§ **WHAT YOU ARE ASKED TO DO**:
Copy out the lines word for word, beginning with the line containing "scorecard-app: SCORECARD Filter" and continuing through the line containing "151, 37, 161]", including both.

☆ ☆ ☆

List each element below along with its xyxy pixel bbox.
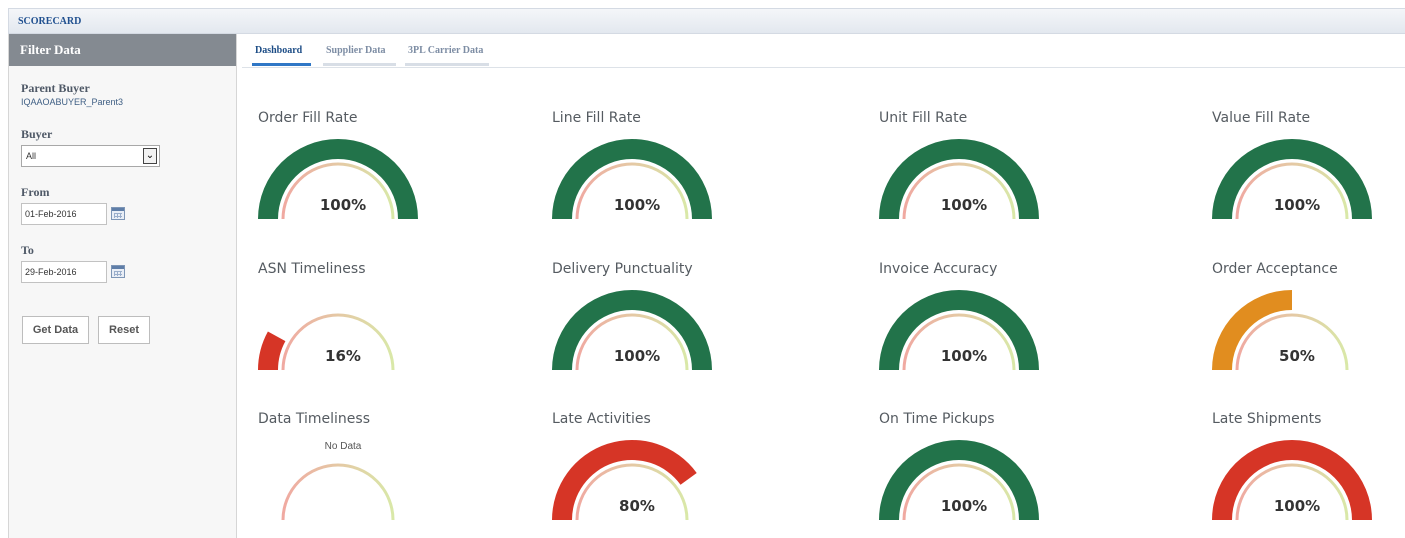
scorecard-app: SCORECARD Filter Data Parent Buyer IQAAO…	[0, 0, 1405, 538]
gauge-no-data: No Data	[324, 441, 362, 452]
gauge-value: 100%	[319, 196, 367, 214]
buyer-select-value: All	[26, 151, 37, 161]
tab-supplier-data[interactable]: Supplier Data	[326, 45, 386, 56]
buyer-select[interactable]: All ⌄	[21, 145, 160, 167]
gauge-value: 50%	[1279, 347, 1315, 365]
gauge-value: 100%	[613, 196, 661, 214]
chevron-down-icon[interactable]: ⌄	[143, 148, 157, 164]
parent-buyer-value: IQAAOABUYER_Parent3	[21, 97, 124, 107]
gauge-value: 100%	[940, 497, 988, 515]
window-title: SCORECARD	[18, 16, 82, 27]
gauge-value: 100%	[940, 347, 988, 365]
gauge-value: 100%	[613, 347, 661, 365]
reset-button[interactable]: Reset	[98, 316, 150, 344]
to-date-input[interactable]: 29-Feb-2016	[21, 261, 107, 283]
tab-3pl-carrier-data[interactable]: 3PL Carrier Data	[408, 45, 483, 56]
gauge-value: 16%	[325, 347, 361, 365]
parent-buyer-label: Parent Buyer	[21, 81, 90, 95]
gauge-dial	[281, 463, 395, 521]
gauge-value: 100%	[1273, 196, 1321, 214]
gauge-value: 100%	[940, 196, 988, 214]
to-calendar-icon[interactable]	[111, 265, 125, 278]
from-calendar-icon[interactable]	[111, 207, 125, 220]
buyer-label: Buyer	[21, 127, 53, 141]
tab-bar: Dashboard Supplier Data 3PL Carrier Data	[242, 34, 1405, 68]
tab-3pl-carrier-data-indicator	[405, 63, 489, 66]
gauge-track	[281, 463, 395, 521]
tab-dashboard-indicator	[252, 63, 311, 66]
window-titlebar: SCORECARD	[8, 8, 1405, 34]
to-label: To	[21, 243, 34, 257]
from-label: From	[21, 185, 50, 199]
filter-sidebar: Filter Data Parent Buyer IQAAOABUYER_Par…	[8, 34, 237, 538]
sidebar-header: Filter Data	[9, 34, 236, 66]
get-data-button[interactable]: Get Data	[22, 316, 89, 344]
from-date-input[interactable]: 01-Feb-2016	[21, 203, 107, 225]
gauge-value: 80%	[619, 497, 655, 515]
gauge-value: 100%	[1273, 497, 1321, 515]
tab-dashboard[interactable]: Dashboard	[255, 45, 302, 56]
tab-supplier-data-indicator	[323, 63, 396, 66]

☆ ☆ ☆

§ **COMPLETE ANSWER**:
scorecard-app: SCORECARD Filter Data Parent Buyer IQAAO…	[0, 0, 1405, 538]
gauge-no-data: No Data	[324, 441, 362, 452]
gauge-value: 100%	[319, 196, 367, 214]
buyer-select-value: All	[26, 151, 37, 161]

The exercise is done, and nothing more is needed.